■ WORK TASK 1
List the four keys of the JSON object that the notes on the API assignment say the stats output returns.
■ WORK TASK 2
Write the next part of the notes on the API assignment, starting after their final sentence.

═════ EXCERPT TO READ

This task was done according to consuming-an-api-assignment-1-.pdf which I'm not publishing here for privacy reasons.
Please put your client_id
into config.php
. Without it, the script won't function. I'm not publishing my client_id
in the repository for security concerns (storing passwords and keys in any repository, even private one, is not really a good idea).
After you've put client_id
into configuration file, simply run index.php
. It could be run either from CLI or via web-server.
Encoding is needed for the longest post to be calculated properly. During development I noticed that current API returns data in UTF-8 encoding, so I created a constant for the encoding in Analyzer
class. It's used only once by a mb_strlen() function.
Since the exact format of the stats output was not detailed (other than being a JSON), I'm return a rather simple JSON object. It has 4 keys, namely a
, b
, c
, and d
. Each of the objects has one key describing what exactly it is returning and another key for the data itself.
-
I was not sure what to return here - one average number for all the users, or an array of averages for all users, so I'm returning both.

══════════
═════ DATA PROVIDED

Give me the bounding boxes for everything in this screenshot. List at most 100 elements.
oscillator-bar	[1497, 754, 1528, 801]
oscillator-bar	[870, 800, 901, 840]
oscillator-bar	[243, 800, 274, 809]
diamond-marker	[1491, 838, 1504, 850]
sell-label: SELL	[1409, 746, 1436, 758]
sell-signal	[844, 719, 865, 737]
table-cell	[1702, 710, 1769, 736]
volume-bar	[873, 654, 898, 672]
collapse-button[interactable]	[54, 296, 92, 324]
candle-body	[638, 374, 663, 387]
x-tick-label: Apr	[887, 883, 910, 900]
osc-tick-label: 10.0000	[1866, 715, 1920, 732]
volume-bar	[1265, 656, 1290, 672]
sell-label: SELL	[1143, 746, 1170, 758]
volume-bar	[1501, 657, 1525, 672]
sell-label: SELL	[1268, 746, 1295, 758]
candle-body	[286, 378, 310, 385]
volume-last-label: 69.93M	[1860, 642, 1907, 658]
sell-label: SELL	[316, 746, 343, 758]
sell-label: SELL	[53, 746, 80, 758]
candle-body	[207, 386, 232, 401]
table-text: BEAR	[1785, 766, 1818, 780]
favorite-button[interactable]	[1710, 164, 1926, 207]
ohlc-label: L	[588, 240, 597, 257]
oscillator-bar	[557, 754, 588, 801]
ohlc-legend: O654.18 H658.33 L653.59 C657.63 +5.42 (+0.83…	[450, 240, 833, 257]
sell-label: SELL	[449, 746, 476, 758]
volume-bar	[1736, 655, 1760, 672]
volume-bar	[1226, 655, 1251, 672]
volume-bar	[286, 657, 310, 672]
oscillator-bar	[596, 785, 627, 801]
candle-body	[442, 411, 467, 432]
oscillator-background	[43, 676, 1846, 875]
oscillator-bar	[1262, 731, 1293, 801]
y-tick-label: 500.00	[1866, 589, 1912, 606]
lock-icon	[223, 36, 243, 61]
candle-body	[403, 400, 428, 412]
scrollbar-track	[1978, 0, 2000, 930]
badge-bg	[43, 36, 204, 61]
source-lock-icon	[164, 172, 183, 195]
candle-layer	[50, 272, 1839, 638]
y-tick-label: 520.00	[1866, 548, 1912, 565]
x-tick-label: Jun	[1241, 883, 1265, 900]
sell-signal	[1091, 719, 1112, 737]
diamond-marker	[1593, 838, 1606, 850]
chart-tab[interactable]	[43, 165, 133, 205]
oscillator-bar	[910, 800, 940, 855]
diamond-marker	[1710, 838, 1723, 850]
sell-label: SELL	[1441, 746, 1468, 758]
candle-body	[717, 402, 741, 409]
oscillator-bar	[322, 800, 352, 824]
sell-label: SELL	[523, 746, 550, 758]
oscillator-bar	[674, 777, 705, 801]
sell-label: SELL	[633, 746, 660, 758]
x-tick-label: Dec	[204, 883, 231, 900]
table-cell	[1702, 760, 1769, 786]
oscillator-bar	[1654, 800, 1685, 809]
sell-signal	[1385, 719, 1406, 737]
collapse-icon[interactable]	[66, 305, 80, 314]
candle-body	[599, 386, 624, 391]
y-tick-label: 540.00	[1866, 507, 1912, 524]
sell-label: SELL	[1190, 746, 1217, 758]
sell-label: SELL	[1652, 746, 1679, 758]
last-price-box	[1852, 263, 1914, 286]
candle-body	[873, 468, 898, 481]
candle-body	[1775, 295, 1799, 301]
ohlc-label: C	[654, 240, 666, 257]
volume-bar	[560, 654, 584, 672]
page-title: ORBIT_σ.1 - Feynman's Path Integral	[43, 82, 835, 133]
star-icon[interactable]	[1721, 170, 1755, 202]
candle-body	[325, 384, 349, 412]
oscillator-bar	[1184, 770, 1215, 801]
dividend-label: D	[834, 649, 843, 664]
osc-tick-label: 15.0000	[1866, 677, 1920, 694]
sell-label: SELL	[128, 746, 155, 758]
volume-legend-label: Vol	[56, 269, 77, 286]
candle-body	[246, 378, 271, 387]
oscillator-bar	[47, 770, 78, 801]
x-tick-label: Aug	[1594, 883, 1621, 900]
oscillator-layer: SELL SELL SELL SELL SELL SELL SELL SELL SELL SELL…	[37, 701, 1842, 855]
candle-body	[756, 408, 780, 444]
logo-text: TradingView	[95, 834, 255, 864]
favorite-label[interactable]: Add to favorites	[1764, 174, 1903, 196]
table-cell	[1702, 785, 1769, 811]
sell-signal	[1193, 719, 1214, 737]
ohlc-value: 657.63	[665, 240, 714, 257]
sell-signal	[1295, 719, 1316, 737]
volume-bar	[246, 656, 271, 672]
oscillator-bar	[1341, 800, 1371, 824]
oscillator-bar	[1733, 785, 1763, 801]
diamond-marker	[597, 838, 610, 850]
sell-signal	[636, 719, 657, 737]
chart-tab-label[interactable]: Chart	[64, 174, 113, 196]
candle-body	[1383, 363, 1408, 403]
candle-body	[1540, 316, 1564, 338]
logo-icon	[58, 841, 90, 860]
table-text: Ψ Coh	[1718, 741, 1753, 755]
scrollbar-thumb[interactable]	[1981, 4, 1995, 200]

══════════

■ WRITTEN ANSWER 1
a, b, c, d

■ WRITTEN ANSWER 2
-
Task says API will provide "1000 posts over a six month period", but I didn't like the idea of relying on this magic 6 constant. Here's the quote from the code in
Analyzer.php
:This is tricky. Task says "1000 posts over a six month period". But what if we get 1000 posts within last month only? Hard-coding 6 seems to be too optimistic, so instead we record the earliest post and the latest post from the feed. Then we calculate an approximate (and decimal) number of months between two timestamps ($months). So then we divide number or posts by $months. (during development I got data feed that led to $months being slightly greater than 6.2) This way this metrics depends on data only, not on an external promise.
Whenever required, script generates months' and weeks' numbers according to ISO 8601. Examples:
- week:
2020W35
- month:
2020-09
This implementation contains no tests. The code is split into 2 independent classes: Analyzer
and Talker
to comply with a single-responsibility principle and make testing easier: test the analyzer separately (doesn't depend on API), test the talker separately (doesn't need to do anything besides fetching data).